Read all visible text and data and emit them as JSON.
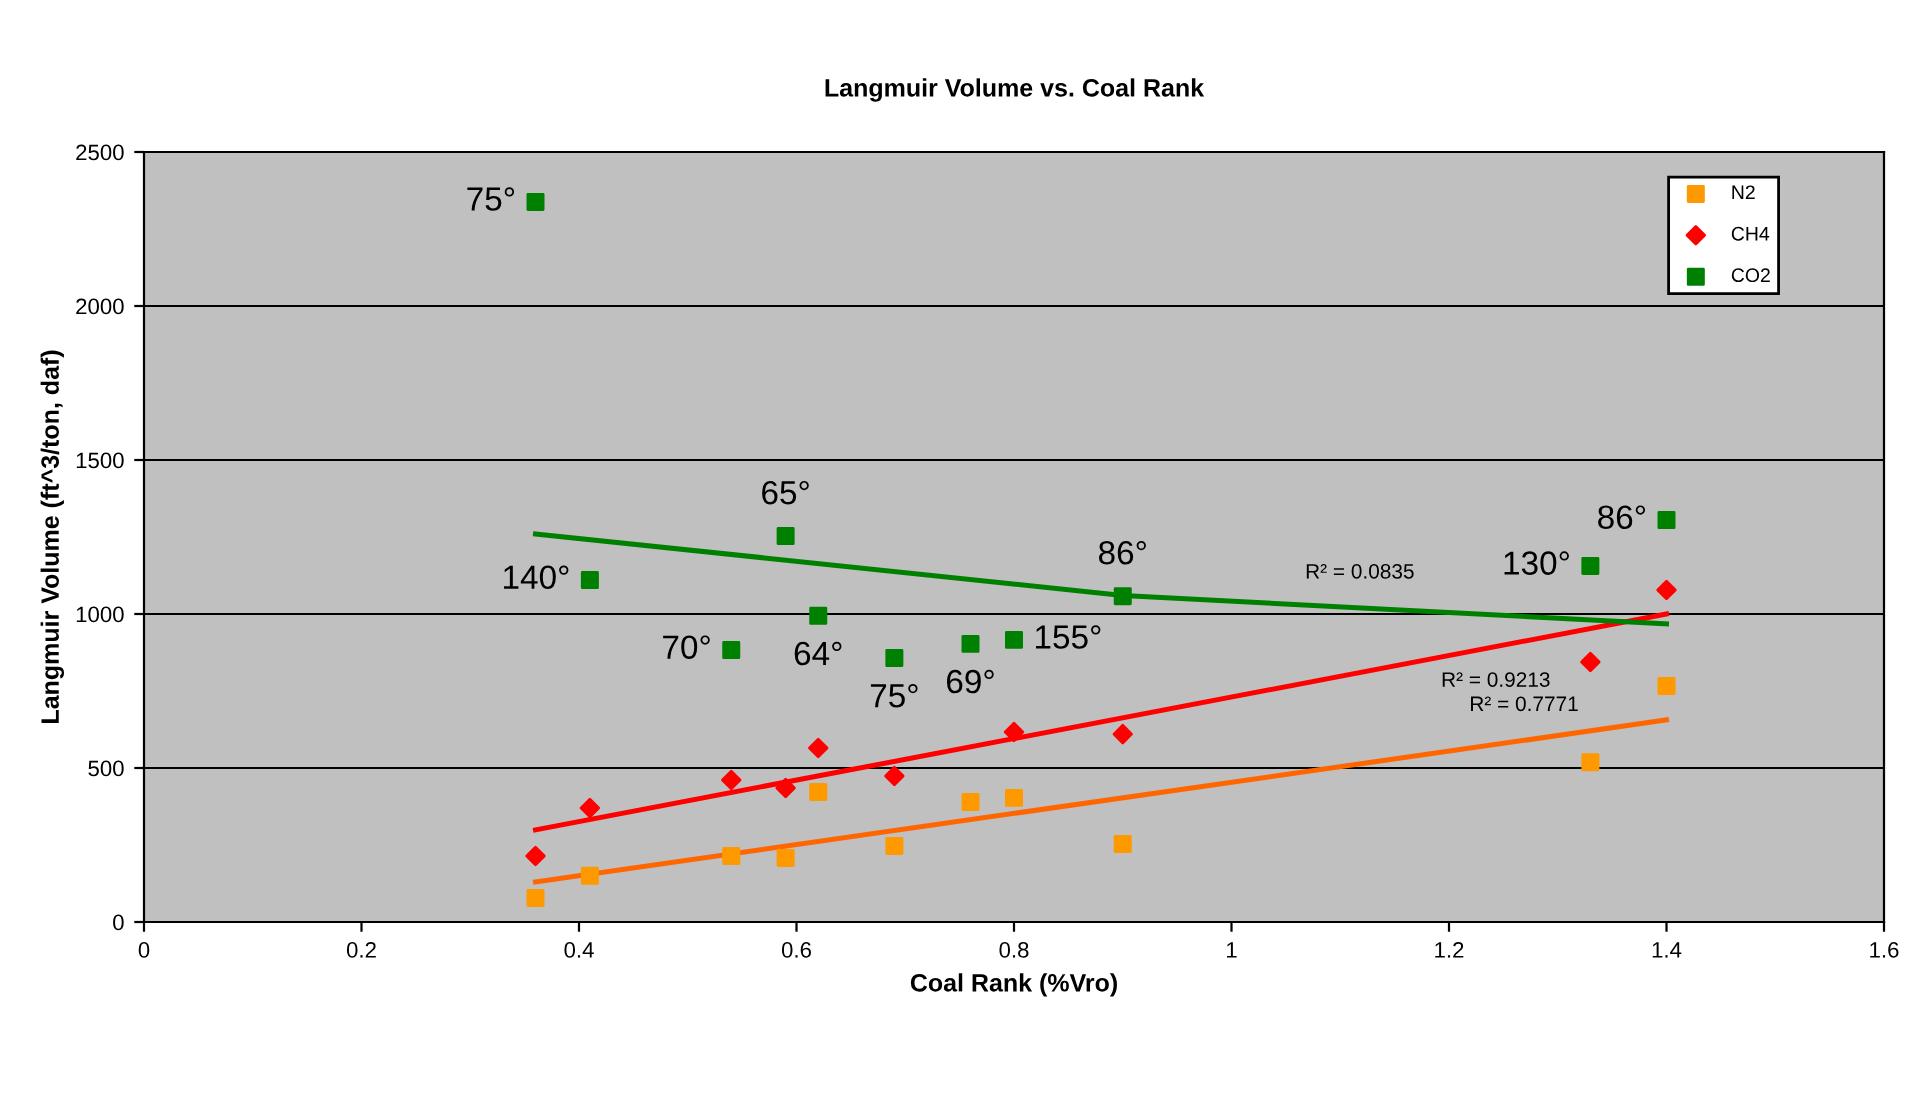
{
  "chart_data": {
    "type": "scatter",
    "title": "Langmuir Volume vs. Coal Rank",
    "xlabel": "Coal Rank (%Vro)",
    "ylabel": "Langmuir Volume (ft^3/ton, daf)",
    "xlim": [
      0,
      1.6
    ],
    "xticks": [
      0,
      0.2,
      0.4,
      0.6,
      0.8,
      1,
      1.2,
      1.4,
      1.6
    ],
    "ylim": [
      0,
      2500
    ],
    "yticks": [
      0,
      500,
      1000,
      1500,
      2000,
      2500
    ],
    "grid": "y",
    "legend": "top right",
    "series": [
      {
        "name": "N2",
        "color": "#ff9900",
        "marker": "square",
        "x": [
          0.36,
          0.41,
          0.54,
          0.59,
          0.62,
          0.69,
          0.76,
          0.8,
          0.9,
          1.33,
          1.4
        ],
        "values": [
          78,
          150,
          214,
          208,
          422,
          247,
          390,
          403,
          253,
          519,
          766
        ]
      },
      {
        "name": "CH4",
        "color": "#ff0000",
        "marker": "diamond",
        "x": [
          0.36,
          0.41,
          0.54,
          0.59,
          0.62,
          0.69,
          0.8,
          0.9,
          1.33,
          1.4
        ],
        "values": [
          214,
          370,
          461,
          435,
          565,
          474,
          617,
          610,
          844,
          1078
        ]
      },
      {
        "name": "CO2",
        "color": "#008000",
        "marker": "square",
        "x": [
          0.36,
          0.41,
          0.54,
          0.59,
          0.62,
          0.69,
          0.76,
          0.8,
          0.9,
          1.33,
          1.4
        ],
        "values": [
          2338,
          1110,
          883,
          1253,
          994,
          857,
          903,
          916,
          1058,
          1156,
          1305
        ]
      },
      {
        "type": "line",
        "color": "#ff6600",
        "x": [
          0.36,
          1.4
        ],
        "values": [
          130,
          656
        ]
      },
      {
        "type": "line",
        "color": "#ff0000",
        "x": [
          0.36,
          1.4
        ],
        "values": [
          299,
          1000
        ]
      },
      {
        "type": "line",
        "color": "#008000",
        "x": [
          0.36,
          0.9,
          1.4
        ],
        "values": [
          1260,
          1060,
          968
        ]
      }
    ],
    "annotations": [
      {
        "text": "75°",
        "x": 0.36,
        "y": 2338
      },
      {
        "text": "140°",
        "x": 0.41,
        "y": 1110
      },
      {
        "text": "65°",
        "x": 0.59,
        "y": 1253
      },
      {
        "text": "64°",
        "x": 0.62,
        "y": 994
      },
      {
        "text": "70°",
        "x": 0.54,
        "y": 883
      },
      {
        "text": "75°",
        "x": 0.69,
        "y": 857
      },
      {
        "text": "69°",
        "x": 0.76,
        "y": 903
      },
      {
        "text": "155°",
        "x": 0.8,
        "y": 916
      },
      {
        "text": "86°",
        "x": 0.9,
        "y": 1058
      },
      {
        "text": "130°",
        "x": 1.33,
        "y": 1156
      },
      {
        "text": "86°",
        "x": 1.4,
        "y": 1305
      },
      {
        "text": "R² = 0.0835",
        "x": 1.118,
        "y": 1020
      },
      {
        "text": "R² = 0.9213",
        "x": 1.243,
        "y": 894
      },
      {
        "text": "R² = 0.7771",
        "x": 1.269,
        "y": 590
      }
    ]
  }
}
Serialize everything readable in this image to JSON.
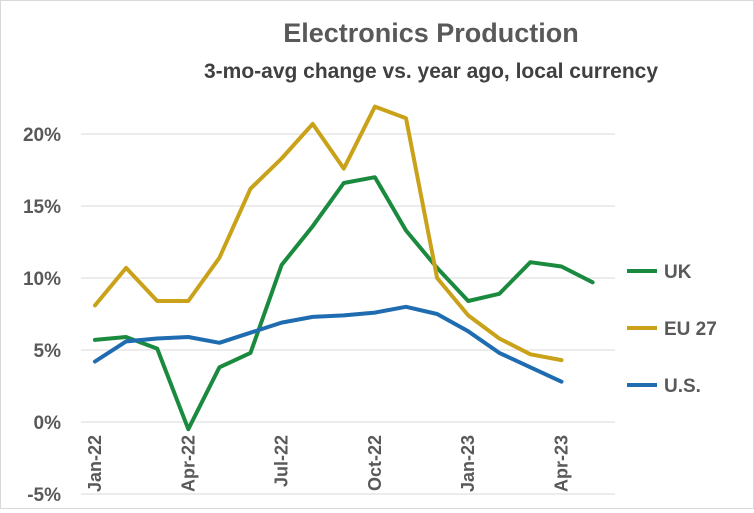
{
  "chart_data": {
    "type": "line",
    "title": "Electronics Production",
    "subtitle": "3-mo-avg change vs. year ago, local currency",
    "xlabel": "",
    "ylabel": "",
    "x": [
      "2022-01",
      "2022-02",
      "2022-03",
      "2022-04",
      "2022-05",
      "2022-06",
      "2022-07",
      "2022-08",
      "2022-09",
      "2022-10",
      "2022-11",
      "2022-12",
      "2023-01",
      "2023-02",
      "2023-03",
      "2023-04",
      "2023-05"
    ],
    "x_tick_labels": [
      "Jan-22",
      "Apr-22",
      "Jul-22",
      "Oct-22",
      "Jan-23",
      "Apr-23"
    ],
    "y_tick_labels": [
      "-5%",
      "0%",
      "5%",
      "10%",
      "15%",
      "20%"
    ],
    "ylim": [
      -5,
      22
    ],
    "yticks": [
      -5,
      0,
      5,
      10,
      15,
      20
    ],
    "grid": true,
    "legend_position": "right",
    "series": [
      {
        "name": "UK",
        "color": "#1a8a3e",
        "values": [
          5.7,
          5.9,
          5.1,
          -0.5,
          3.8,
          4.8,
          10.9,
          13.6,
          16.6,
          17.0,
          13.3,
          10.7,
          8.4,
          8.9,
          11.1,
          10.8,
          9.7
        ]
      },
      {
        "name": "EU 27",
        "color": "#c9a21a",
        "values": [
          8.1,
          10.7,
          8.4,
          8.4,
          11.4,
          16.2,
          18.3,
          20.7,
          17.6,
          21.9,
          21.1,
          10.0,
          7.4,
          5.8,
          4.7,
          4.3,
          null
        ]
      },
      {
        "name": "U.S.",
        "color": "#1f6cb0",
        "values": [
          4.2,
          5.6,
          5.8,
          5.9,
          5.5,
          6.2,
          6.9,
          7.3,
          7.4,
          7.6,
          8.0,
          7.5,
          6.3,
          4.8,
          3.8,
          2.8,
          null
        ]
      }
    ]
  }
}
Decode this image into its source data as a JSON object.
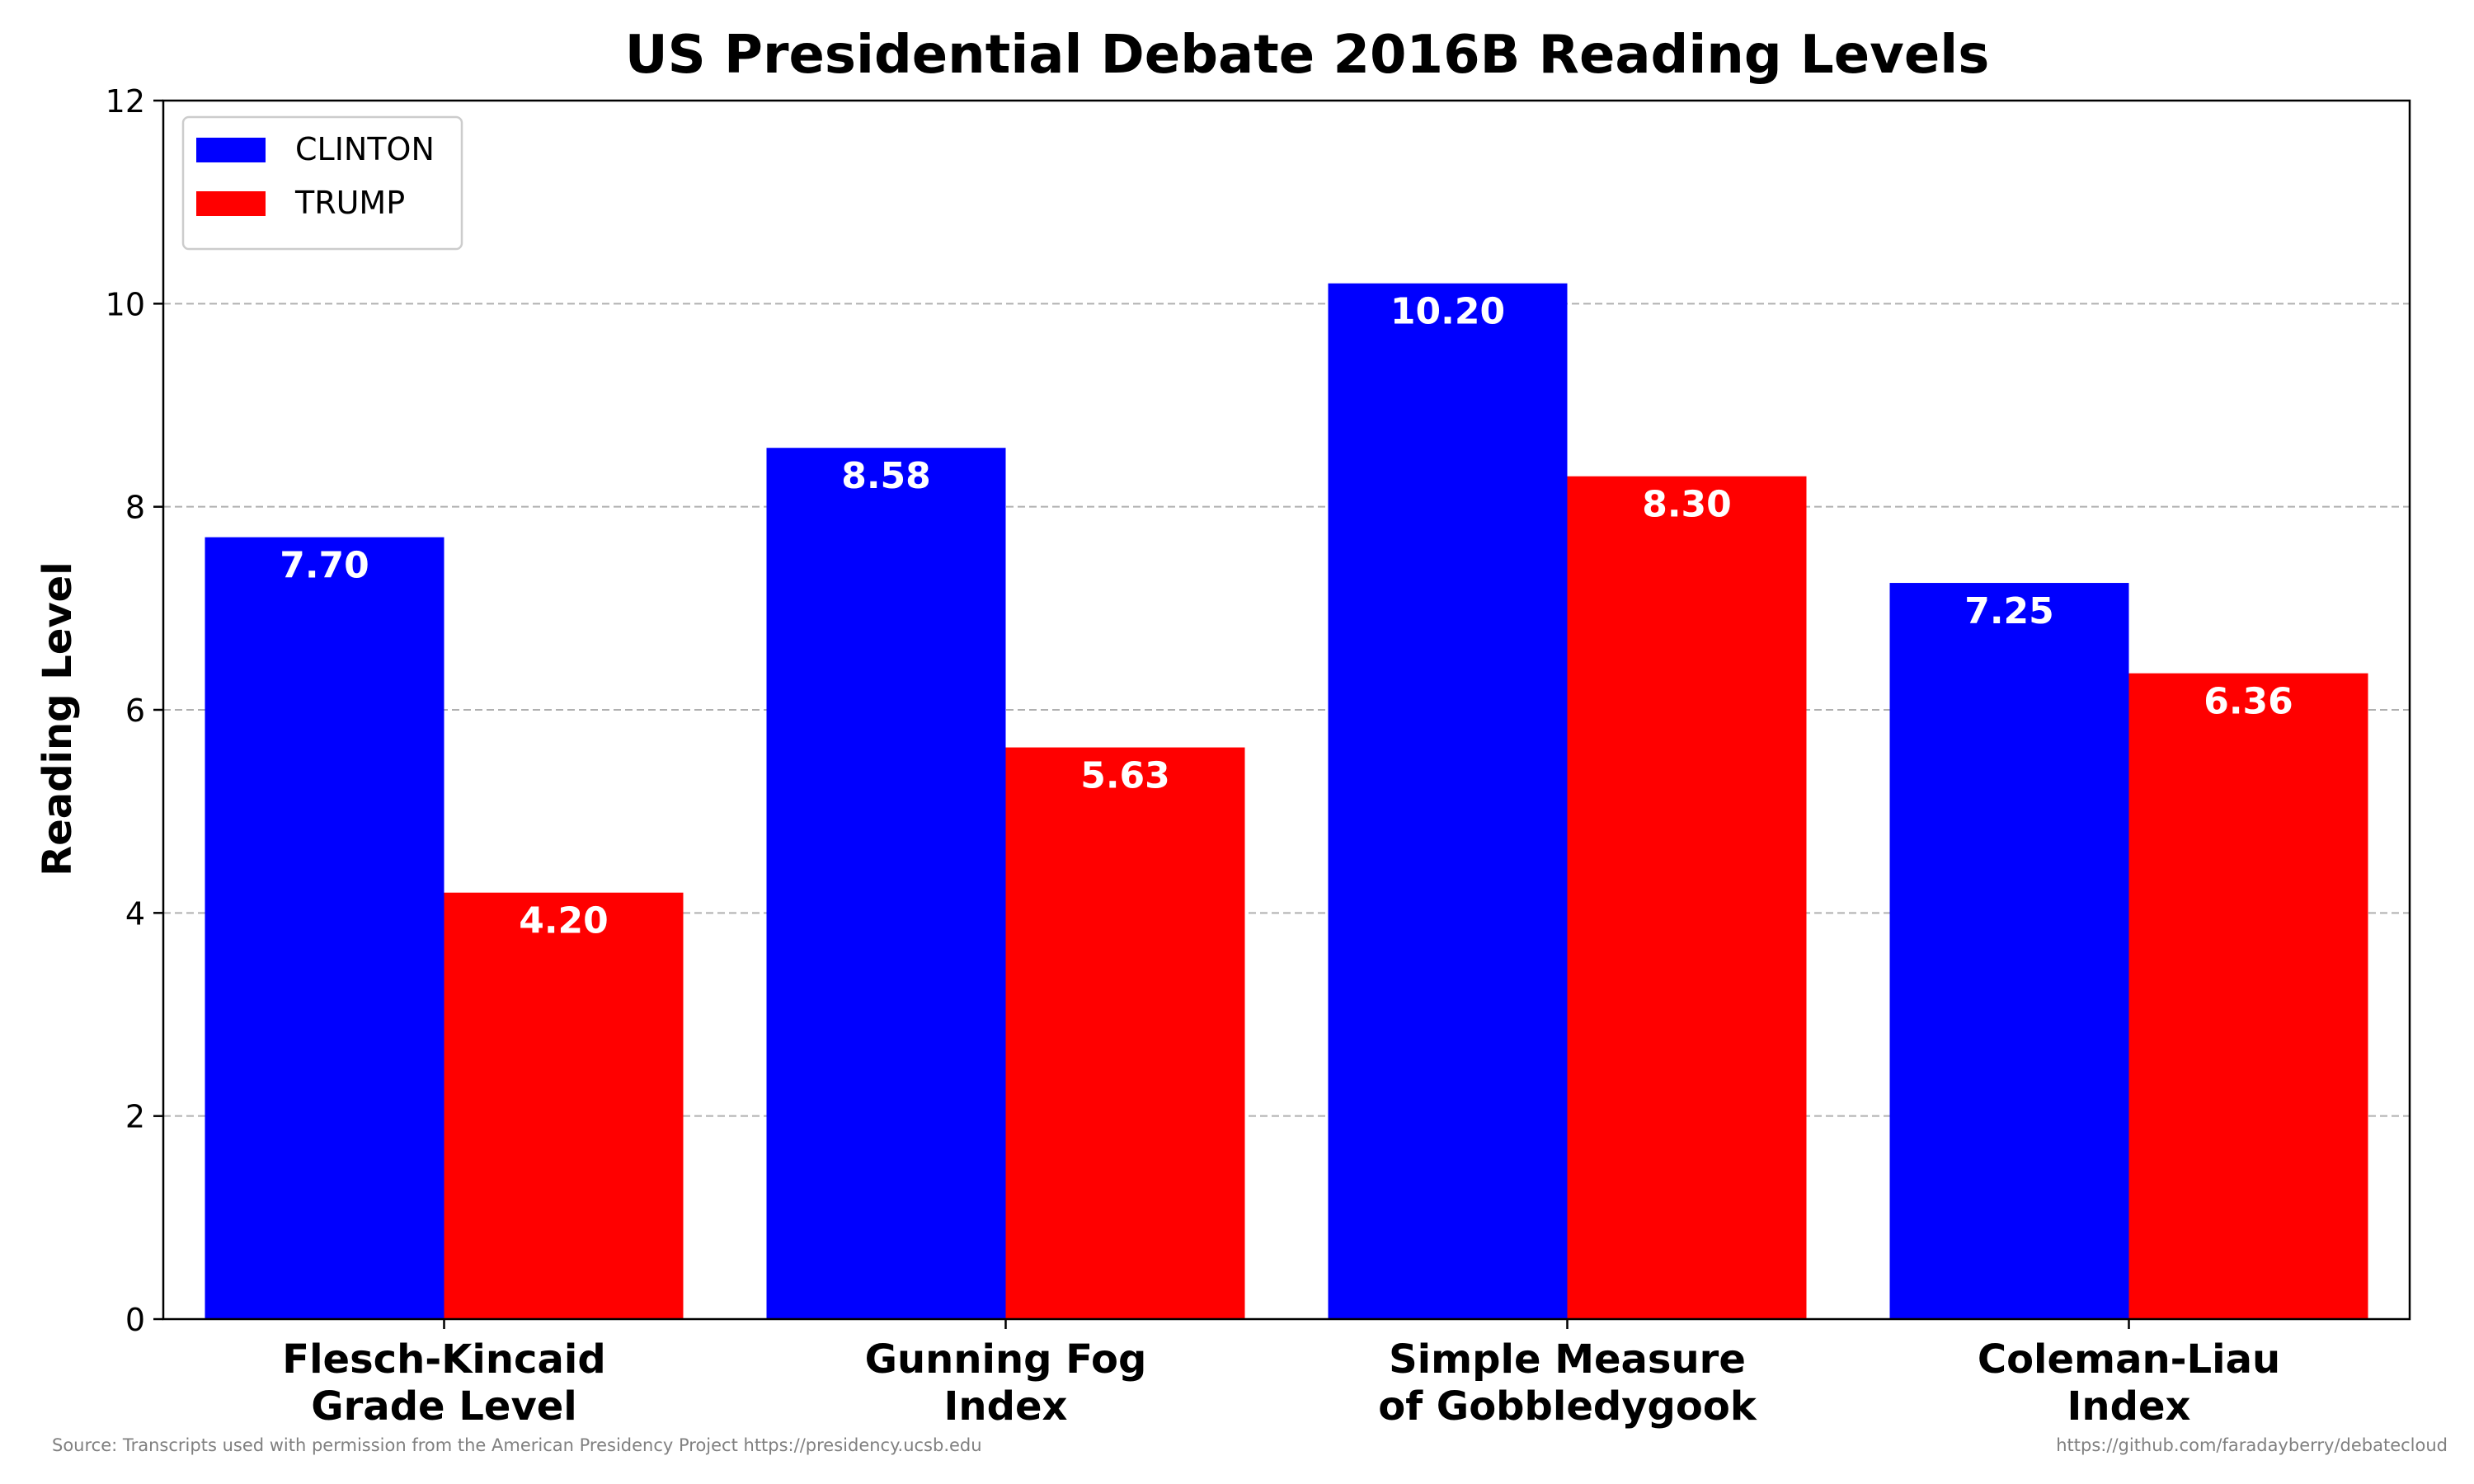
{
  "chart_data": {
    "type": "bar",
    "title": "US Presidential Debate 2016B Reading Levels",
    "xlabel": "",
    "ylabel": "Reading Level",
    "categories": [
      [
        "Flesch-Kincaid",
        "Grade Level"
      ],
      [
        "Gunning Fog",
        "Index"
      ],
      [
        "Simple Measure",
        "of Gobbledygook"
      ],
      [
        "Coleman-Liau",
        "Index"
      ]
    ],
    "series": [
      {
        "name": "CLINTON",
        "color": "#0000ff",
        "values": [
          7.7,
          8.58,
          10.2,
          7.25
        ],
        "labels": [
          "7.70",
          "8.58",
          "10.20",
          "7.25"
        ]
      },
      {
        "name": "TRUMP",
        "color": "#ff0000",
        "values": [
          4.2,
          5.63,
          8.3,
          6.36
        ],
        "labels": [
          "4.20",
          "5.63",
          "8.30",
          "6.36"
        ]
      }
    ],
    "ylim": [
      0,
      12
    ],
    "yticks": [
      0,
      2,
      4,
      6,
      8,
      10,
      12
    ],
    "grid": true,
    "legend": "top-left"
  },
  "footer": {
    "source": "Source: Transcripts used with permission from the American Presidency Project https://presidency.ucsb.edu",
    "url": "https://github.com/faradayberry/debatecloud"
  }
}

# What is expected
The records above are to be restated exactly, without their pictures.

# Full output
Read all visible text and data and emit them as JSON.
{
  "chart_data": {
    "type": "scatter",
    "title": "Langmuir Volume vs. Coal Rank",
    "xlabel": "Coal Rank (%Vro)",
    "ylabel": "Langmuir Volume (ft^3/ton, daf)",
    "xlim": [
      0,
      1.6
    ],
    "xticks": [
      0,
      0.2,
      0.4,
      0.6,
      0.8,
      1,
      1.2,
      1.4,
      1.6
    ],
    "ylim": [
      0,
      2500
    ],
    "yticks": [
      0,
      500,
      1000,
      1500,
      2000,
      2500
    ],
    "grid": "y",
    "legend": "top right",
    "series": [
      {
        "name": "N2",
        "color": "#ff9900",
        "marker": "square",
        "x": [
          0.36,
          0.41,
          0.54,
          0.59,
          0.62,
          0.69,
          0.76,
          0.8,
          0.9,
          1.33,
          1.4
        ],
        "values": [
          78,
          150,
          214,
          208,
          422,
          247,
          390,
          403,
          253,
          519,
          766
        ]
      },
      {
        "name": "CH4",
        "color": "#ff0000",
        "marker": "diamond",
        "x": [
          0.36,
          0.41,
          0.54,
          0.59,
          0.62,
          0.69,
          0.8,
          0.9,
          1.33,
          1.4
        ],
        "values": [
          214,
          370,
          461,
          435,
          565,
          474,
          617,
          610,
          844,
          1078
        ]
      },
      {
        "name": "CO2",
        "color": "#008000",
        "marker": "square",
        "x": [
          0.36,
          0.41,
          0.54,
          0.59,
          0.62,
          0.69,
          0.76,
          0.8,
          0.9,
          1.33,
          1.4
        ],
        "values": [
          2338,
          1110,
          883,
          1253,
          994,
          857,
          903,
          916,
          1058,
          1156,
          1305
        ]
      },
      {
        "type": "line",
        "color": "#ff6600",
        "x": [
          0.36,
          1.4
        ],
        "values": [
          130,
          656
        ]
      },
      {
        "type": "line",
        "color": "#ff0000",
        "x": [
          0.36,
          1.4
        ],
        "values": [
          299,
          1000
        ]
      },
      {
        "type": "line",
        "color": "#008000",
        "x": [
          0.36,
          0.9,
          1.4
        ],
        "values": [
          1260,
          1060,
          968
        ]
      }
    ],
    "annotations": [
      {
        "text": "75°",
        "x": 0.36,
        "y": 2338
      },
      {
        "text": "140°",
        "x": 0.41,
        "y": 1110
      },
      {
        "text": "65°",
        "x": 0.59,
        "y": 1253
      },
      {
        "text": "64°",
        "x": 0.62,
        "y": 994
      },
      {
        "text": "70°",
        "x": 0.54,
        "y": 883
      },
      {
        "text": "75°",
        "x": 0.69,
        "y": 857
      },
      {
        "text": "69°",
        "x": 0.76,
        "y": 903
      },
      {
        "text": "155°",
        "x": 0.8,
        "y": 916
      },
      {
        "text": "86°",
        "x": 0.9,
        "y": 1058
      },
      {
        "text": "130°",
        "x": 1.33,
        "y": 1156
      },
      {
        "text": "86°",
        "x": 1.4,
        "y": 1305
      },
      {
        "text": "R² = 0.0835",
        "x": 1.118,
        "y": 1020
      },
      {
        "text": "R² = 0.9213",
        "x": 1.243,
        "y": 894
      },
      {
        "text": "R² = 0.7771",
        "x": 1.269,
        "y": 590
      }
    ]
  }
}
Serialize everything readable in this image to JSON.
{
  "chart_data": {
    "type": "line",
    "title": "Electronics Production",
    "subtitle": "3-mo-avg change vs. year ago, local currency",
    "xlabel": "",
    "ylabel": "",
    "x": [
      "2022-01",
      "2022-02",
      "2022-03",
      "2022-04",
      "2022-05",
      "2022-06",
      "2022-07",
      "2022-08",
      "2022-09",
      "2022-10",
      "2022-11",
      "2022-12",
      "2023-01",
      "2023-02",
      "2023-03",
      "2023-04",
      "2023-05"
    ],
    "x_tick_labels": [
      "Jan-22",
      "Apr-22",
      "Jul-22",
      "Oct-22",
      "Jan-23",
      "Apr-23"
    ],
    "y_tick_labels": [
      "-5%",
      "0%",
      "5%",
      "10%",
      "15%",
      "20%"
    ],
    "ylim": [
      -5,
      22
    ],
    "yticks": [
      -5,
      0,
      5,
      10,
      15,
      20
    ],
    "grid": true,
    "legend_position": "right",
    "series": [
      {
        "name": "UK",
        "color": "#1a8a3e",
        "values": [
          5.7,
          5.9,
          5.1,
          -0.5,
          3.8,
          4.8,
          10.9,
          13.6,
          16.6,
          17.0,
          13.3,
          10.7,
          8.4,
          8.9,
          11.1,
          10.8,
          9.7
        ]
      },
      {
        "name": "EU 27",
        "color": "#c9a21a",
        "values": [
          8.1,
          10.7,
          8.4,
          8.4,
          11.4,
          16.2,
          18.3,
          20.7,
          17.6,
          21.9,
          21.1,
          10.0,
          7.4,
          5.8,
          4.7,
          4.3,
          null
        ]
      },
      {
        "name": "U.S.",
        "color": "#1f6cb0",
        "values": [
          4.2,
          5.6,
          5.8,
          5.9,
          5.5,
          6.2,
          6.9,
          7.3,
          7.4,
          7.6,
          8.0,
          7.5,
          6.3,
          4.8,
          3.8,
          2.8,
          null
        ]
      }
    ]
  }
}
Decode this image into its source data as a JSON object.
{
  "chart_data": {
    "type": "bar",
    "title": "US Presidential Debate 2016B Reading Levels",
    "xlabel": "",
    "ylabel": "Reading Level",
    "categories": [
      [
        "Flesch-Kincaid",
        "Grade Level"
      ],
      [
        "Gunning Fog",
        "Index"
      ],
      [
        "Simple Measure",
        "of Gobbledygook"
      ],
      [
        "Coleman-Liau",
        "Index"
      ]
    ],
    "series": [
      {
        "name": "CLINTON",
        "color": "#0000ff",
        "values": [
          7.7,
          8.58,
          10.2,
          7.25
        ],
        "labels": [
          "7.70",
          "8.58",
          "10.20",
          "7.25"
        ]
      },
      {
        "name": "TRUMP",
        "color": "#ff0000",
        "values": [
          4.2,
          5.63,
          8.3,
          6.36
        ],
        "labels": [
          "4.20",
          "5.63",
          "8.30",
          "6.36"
        ]
      }
    ],
    "ylim": [
      0,
      12
    ],
    "yticks": [
      0,
      2,
      4,
      6,
      8,
      10,
      12
    ],
    "grid": true,
    "legend": "top-left"
  },
  "footer": {
    "source": "Source: Transcripts used with permission from the American Presidency Project https://presidency.ucsb.edu",
    "url": "https://github.com/faradayberry/debatecloud"
  }
}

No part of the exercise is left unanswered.